Goal of the exercise → Look through the listing and locate every line containing the word "sonorancms"; copy those lines.

Stored data entries:
=====

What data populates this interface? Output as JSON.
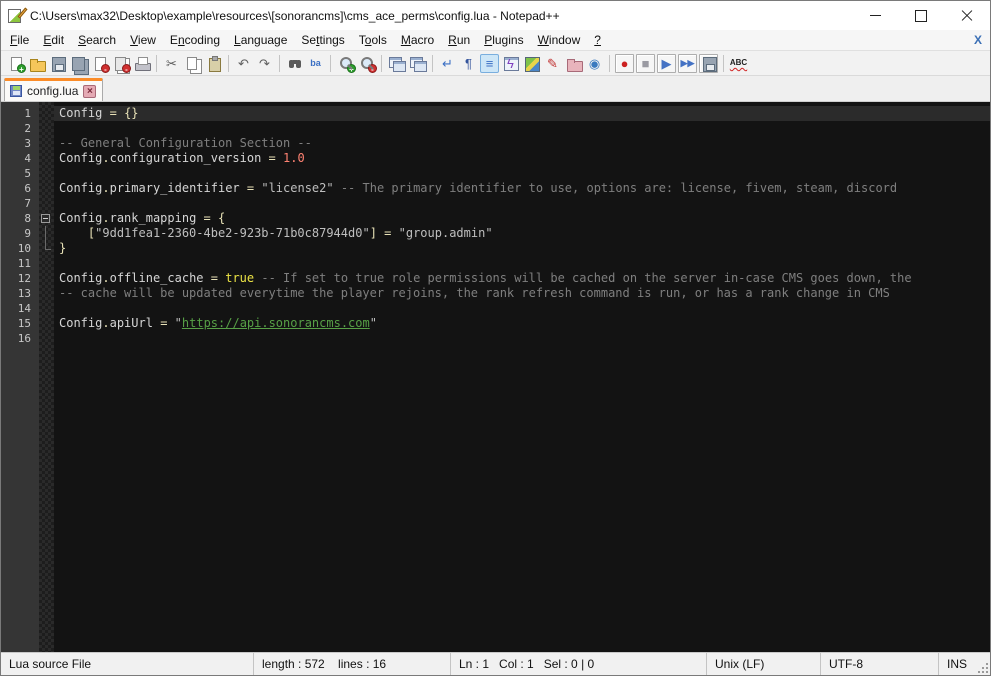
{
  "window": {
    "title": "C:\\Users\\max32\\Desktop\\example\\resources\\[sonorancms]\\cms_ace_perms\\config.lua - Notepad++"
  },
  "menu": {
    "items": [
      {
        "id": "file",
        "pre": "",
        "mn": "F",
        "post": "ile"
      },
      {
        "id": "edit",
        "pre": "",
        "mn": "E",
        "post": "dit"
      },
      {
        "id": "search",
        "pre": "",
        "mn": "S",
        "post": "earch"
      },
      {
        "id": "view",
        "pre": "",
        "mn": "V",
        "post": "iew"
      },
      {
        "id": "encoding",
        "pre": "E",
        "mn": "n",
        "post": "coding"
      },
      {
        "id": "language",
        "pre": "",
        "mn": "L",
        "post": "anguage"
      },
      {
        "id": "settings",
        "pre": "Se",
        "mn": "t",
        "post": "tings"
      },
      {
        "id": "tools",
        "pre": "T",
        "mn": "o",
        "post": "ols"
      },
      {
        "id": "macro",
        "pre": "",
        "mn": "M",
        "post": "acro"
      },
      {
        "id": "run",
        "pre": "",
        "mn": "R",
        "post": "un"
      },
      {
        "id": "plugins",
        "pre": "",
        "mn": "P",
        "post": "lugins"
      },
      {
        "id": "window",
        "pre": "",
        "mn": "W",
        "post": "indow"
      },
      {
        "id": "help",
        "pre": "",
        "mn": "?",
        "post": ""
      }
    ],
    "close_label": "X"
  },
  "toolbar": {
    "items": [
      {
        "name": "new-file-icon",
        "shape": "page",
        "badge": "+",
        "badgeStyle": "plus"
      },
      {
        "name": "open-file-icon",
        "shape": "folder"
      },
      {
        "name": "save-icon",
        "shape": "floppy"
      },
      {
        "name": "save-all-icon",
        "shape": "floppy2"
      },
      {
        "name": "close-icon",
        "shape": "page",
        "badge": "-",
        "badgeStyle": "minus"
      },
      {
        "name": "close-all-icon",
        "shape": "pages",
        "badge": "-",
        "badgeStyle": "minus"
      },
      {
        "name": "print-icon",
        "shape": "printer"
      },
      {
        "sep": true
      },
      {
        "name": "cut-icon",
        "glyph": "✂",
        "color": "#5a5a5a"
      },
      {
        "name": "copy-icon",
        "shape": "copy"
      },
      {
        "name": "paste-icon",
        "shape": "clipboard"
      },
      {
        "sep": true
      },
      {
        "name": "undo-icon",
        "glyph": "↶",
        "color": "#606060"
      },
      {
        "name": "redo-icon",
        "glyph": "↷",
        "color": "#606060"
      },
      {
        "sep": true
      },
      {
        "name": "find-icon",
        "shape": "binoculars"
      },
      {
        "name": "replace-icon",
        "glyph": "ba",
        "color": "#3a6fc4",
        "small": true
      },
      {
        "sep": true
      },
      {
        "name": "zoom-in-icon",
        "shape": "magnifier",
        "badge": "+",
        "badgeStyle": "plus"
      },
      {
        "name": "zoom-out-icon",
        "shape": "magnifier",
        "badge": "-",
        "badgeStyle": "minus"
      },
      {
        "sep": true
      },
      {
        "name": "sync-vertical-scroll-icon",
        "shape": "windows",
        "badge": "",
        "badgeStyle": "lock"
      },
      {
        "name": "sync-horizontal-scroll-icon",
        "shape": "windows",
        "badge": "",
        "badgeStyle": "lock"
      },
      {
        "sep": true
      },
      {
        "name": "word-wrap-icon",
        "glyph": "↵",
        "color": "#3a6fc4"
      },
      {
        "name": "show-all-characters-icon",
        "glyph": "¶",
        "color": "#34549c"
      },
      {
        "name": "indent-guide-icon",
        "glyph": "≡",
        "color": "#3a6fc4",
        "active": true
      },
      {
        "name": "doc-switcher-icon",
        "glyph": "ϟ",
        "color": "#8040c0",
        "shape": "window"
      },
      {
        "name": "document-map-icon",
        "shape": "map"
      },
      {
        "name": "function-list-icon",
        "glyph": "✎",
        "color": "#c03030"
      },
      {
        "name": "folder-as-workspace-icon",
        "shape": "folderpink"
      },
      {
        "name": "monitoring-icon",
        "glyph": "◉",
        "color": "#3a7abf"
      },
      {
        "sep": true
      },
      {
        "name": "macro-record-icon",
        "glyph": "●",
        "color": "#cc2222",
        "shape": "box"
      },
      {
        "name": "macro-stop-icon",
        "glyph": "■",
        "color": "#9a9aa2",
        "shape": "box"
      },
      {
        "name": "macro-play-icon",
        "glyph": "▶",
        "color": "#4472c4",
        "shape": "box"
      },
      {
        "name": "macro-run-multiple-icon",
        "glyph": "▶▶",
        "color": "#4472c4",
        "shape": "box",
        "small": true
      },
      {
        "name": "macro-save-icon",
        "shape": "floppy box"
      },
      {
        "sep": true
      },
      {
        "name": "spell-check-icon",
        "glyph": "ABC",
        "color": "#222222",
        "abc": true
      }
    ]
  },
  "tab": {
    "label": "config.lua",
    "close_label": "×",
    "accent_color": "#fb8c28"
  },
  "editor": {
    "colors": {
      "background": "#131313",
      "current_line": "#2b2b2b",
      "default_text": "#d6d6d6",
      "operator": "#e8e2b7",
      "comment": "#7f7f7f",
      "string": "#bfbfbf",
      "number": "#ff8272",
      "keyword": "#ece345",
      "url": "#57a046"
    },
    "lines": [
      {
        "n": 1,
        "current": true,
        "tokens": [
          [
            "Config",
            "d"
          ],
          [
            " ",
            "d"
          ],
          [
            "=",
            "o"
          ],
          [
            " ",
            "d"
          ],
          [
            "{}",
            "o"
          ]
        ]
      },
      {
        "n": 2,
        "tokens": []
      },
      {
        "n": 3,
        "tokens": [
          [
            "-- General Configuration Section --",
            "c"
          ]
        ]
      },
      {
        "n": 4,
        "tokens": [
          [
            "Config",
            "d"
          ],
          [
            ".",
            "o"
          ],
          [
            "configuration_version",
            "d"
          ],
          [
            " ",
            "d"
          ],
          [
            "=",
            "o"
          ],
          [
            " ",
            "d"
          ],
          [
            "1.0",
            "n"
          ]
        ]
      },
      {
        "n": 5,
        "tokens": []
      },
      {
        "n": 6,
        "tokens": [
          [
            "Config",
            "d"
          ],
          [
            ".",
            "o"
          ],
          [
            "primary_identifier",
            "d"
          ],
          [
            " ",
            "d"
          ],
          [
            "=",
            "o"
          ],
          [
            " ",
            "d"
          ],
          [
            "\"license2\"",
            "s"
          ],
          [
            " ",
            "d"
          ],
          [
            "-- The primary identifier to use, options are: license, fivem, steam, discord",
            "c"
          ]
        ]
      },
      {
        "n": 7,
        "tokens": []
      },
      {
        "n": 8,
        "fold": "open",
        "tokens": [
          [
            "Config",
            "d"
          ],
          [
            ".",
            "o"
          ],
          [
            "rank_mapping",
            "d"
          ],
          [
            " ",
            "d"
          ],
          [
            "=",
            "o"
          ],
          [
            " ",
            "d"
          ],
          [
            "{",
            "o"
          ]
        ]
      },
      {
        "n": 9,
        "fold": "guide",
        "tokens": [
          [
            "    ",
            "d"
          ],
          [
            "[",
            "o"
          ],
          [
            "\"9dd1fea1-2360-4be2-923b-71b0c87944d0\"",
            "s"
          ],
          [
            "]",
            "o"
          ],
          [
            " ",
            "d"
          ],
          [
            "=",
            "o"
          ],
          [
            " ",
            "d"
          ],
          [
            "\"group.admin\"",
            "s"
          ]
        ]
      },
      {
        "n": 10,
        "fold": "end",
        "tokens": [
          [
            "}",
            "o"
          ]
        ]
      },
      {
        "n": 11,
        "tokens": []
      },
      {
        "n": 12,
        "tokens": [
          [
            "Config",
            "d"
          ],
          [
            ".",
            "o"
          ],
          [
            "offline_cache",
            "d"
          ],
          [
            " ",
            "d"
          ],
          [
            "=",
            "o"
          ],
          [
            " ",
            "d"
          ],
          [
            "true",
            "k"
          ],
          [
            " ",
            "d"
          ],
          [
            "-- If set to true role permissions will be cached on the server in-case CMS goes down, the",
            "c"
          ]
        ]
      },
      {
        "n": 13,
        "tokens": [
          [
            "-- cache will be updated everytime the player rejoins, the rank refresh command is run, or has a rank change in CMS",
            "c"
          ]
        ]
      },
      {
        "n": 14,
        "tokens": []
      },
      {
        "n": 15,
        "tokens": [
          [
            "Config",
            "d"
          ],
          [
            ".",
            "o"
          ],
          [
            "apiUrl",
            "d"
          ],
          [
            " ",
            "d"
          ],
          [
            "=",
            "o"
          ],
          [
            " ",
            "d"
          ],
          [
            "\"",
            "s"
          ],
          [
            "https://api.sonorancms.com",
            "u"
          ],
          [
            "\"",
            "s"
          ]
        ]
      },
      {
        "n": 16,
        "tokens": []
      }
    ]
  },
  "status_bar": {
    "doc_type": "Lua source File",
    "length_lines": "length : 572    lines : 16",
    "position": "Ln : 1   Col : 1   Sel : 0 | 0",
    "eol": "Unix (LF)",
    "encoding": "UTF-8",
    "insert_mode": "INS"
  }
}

=====

The result →
    "title": "C:\\Users\\max32\\Desktop\\example\\resources\\[sonorancms]\\cms_ace_perms\\config.lua - Notepad++"
            "https://api.sonorancms.com",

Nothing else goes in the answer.